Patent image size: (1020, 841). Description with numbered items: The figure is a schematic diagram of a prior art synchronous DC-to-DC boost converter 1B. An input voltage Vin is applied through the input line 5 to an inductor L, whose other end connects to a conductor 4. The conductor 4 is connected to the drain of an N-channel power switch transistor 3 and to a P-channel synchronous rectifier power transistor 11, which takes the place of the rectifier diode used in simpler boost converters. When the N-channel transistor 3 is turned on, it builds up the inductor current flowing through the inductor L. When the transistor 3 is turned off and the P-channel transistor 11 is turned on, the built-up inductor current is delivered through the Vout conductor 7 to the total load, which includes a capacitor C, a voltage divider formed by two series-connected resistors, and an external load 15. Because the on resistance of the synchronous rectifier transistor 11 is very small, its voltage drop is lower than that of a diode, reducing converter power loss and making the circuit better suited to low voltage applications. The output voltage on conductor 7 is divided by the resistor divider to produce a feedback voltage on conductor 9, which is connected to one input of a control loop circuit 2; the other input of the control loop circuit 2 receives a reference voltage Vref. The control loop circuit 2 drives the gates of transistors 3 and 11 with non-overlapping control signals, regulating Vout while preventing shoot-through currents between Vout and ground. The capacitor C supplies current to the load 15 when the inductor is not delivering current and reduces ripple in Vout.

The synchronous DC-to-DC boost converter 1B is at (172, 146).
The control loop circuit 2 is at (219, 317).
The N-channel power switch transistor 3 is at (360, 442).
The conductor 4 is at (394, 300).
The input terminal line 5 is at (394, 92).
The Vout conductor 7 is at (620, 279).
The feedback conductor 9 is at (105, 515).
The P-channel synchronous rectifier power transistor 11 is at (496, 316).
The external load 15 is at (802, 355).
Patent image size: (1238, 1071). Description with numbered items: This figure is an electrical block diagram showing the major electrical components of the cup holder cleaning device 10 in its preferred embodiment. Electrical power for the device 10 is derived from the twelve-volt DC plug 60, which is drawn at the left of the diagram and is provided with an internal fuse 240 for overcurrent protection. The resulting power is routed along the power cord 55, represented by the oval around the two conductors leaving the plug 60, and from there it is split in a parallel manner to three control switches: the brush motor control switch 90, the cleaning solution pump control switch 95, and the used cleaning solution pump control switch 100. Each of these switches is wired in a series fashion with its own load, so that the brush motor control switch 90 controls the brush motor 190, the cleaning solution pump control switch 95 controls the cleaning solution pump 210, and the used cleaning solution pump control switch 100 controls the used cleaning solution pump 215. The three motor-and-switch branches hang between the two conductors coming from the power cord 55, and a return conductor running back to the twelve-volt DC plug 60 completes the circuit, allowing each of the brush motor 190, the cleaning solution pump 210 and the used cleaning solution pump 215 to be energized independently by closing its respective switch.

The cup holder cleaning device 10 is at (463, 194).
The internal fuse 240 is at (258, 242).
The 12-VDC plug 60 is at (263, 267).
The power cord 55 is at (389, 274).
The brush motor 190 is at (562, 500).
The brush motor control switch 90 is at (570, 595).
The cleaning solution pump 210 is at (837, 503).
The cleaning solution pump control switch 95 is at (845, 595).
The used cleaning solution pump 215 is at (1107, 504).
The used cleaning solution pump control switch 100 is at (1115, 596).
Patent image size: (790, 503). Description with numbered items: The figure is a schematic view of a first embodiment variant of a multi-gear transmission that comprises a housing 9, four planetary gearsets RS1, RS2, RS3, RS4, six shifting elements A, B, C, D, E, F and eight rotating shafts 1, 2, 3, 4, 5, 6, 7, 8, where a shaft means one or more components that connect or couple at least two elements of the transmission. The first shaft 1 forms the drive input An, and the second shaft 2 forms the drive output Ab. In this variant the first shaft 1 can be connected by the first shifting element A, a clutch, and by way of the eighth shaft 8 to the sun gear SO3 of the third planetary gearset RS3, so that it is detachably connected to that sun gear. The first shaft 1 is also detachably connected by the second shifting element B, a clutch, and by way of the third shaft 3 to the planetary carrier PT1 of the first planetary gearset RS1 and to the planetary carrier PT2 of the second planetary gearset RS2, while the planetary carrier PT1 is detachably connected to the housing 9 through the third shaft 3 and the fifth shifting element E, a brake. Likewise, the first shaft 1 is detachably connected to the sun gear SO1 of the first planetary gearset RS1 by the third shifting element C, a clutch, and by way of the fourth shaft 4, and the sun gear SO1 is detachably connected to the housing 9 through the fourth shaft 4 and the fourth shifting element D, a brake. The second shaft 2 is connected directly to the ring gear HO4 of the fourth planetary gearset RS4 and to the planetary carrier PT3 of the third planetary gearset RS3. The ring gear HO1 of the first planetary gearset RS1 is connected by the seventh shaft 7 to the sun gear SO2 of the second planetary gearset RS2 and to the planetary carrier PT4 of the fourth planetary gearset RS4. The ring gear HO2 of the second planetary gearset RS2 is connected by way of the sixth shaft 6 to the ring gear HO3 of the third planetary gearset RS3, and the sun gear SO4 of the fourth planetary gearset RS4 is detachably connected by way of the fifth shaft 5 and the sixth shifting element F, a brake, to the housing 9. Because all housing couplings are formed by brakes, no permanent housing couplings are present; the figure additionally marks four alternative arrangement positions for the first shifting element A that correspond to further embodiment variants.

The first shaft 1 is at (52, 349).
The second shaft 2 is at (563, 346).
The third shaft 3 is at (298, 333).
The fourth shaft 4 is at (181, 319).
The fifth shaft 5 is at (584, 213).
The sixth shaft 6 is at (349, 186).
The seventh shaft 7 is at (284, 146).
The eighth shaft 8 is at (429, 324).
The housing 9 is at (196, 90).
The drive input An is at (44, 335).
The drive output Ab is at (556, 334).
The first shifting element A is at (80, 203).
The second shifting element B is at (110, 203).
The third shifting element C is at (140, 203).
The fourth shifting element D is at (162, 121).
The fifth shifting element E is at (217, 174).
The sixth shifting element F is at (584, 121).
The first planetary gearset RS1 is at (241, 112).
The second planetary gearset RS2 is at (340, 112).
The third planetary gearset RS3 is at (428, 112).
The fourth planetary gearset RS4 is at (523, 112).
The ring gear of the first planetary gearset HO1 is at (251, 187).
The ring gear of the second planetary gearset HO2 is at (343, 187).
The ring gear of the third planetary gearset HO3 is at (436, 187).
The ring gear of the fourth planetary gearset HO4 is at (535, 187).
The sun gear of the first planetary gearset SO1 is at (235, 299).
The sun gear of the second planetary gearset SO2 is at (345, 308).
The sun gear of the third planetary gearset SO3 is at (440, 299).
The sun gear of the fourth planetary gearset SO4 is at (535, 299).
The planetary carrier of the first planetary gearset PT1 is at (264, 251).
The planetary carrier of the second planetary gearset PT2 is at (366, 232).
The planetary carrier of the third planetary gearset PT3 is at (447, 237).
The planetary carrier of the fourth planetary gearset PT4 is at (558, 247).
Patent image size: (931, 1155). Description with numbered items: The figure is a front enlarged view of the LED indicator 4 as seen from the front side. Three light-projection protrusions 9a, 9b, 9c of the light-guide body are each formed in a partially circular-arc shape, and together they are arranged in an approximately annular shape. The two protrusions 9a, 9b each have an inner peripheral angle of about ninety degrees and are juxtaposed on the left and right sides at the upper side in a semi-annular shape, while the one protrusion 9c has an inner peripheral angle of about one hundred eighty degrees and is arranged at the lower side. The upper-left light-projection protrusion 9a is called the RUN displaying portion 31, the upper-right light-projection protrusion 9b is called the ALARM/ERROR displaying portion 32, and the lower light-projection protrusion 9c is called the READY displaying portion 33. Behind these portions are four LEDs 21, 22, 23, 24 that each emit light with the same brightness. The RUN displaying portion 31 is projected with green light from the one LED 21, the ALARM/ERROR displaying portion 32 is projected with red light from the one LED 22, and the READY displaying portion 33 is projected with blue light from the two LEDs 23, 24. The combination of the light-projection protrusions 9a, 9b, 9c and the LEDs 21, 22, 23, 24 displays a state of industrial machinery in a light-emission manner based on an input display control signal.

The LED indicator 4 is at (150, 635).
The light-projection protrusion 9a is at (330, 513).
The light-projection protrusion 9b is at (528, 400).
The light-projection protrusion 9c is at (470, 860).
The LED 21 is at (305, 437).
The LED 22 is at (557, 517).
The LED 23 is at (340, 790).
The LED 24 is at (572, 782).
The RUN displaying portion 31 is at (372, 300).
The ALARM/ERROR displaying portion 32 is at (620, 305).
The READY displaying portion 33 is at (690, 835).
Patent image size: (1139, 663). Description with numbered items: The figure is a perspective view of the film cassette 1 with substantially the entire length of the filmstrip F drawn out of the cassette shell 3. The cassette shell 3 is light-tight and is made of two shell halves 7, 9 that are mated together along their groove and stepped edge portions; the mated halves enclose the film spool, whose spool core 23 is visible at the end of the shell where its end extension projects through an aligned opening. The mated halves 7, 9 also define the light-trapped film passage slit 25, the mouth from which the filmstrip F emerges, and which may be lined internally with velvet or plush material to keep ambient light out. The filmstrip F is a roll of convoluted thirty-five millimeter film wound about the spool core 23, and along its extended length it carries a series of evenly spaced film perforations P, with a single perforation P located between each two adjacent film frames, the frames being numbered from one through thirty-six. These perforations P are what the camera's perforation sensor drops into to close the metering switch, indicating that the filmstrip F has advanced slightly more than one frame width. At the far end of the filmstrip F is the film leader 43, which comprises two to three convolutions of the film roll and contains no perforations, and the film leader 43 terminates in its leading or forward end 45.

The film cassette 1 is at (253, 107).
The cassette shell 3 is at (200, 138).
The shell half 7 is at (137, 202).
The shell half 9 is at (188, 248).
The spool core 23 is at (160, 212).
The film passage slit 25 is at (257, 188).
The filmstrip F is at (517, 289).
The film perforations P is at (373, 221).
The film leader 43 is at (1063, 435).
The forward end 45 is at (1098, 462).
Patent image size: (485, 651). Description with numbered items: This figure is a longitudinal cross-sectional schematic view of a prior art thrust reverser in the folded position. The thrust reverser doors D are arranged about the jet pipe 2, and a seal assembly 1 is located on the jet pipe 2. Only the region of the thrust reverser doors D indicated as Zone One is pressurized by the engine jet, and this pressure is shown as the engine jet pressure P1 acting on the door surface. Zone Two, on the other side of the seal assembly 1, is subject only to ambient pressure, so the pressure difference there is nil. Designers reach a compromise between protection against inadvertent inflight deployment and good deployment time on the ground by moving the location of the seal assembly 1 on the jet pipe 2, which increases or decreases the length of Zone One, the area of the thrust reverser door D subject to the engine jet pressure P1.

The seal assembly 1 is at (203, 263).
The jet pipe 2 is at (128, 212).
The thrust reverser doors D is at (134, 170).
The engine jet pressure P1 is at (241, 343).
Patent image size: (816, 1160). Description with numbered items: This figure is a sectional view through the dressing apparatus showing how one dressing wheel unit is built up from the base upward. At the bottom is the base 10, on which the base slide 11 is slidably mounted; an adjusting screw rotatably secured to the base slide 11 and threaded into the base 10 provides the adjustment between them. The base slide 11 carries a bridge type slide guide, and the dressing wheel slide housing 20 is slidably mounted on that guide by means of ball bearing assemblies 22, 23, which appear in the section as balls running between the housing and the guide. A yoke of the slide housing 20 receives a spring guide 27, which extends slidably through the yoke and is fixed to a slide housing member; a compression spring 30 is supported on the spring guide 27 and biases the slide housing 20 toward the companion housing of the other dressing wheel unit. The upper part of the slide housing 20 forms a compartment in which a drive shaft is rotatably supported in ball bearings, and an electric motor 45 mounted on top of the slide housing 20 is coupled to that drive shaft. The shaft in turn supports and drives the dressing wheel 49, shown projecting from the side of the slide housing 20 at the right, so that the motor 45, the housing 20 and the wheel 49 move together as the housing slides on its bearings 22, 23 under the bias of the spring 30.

☆ ☆ ☆ ☆ ☆ ☆ ☆

(What this task involves):
Please echo the listing above, word for word, from its first line through the line that contains "The external load 15 is at (802, 355).".

(The reply):
Patent image size: (1020, 841). Description with numbered items: The figure is a schematic diagram of a prior art synchronous DC-to-DC boost converter 1B. An input voltage Vin is applied through the input line 5 to an inductor L, whose other end connects to a conductor 4. The conductor 4 is connected to the drain of an N-channel power switch transistor 3 and to a P-channel synchronous rectifier power transistor 11, which takes the place of the rectifier diode used in simpler boost converters. When the N-channel transistor 3 is turned on, it builds up the inductor current flowing through the inductor L. When the transistor 3 is turned off and the P-channel transistor 11 is turned on, the built-up inductor current is delivered through the Vout conductor 7 to the total load, which includes a capacitor C, a voltage divider formed by two series-connected resistors, and an external load 15. Because the on resistance of the synchronous rectifier transistor 11 is very small, its voltage drop is lower than that of a diode, reducing converter power loss and making the circuit better suited to low voltage applications. The output voltage on conductor 7 is divided by the resistor divider to produce a feedback voltage on conductor 9, which is connected to one input of a control loop circuit 2; the other input of the control loop circuit 2 receives a reference voltage Vref. The control loop circuit 2 drives the gates of transistors 3 and 11 with non-overlapping control signals, regulating Vout while preventing shoot-through currents between Vout and ground. The capacitor C supplies current to the load 15 when the inductor is not delivering current and reduces ripple in Vout.

The synchronous DC-to-DC boost converter 1B is at (172, 146).
The control loop circuit 2 is at (219, 317).
The N-channel power switch transistor 3 is at (360, 442).
The conductor 4 is at (394, 300).
The input terminal line 5 is at (394, 92).
The Vout conductor 7 is at (620, 279).
The feedback conductor 9 is at (105, 515).
The P-channel synchronous rectifier power transistor 11 is at (496, 316).
The external load 15 is at (802, 355).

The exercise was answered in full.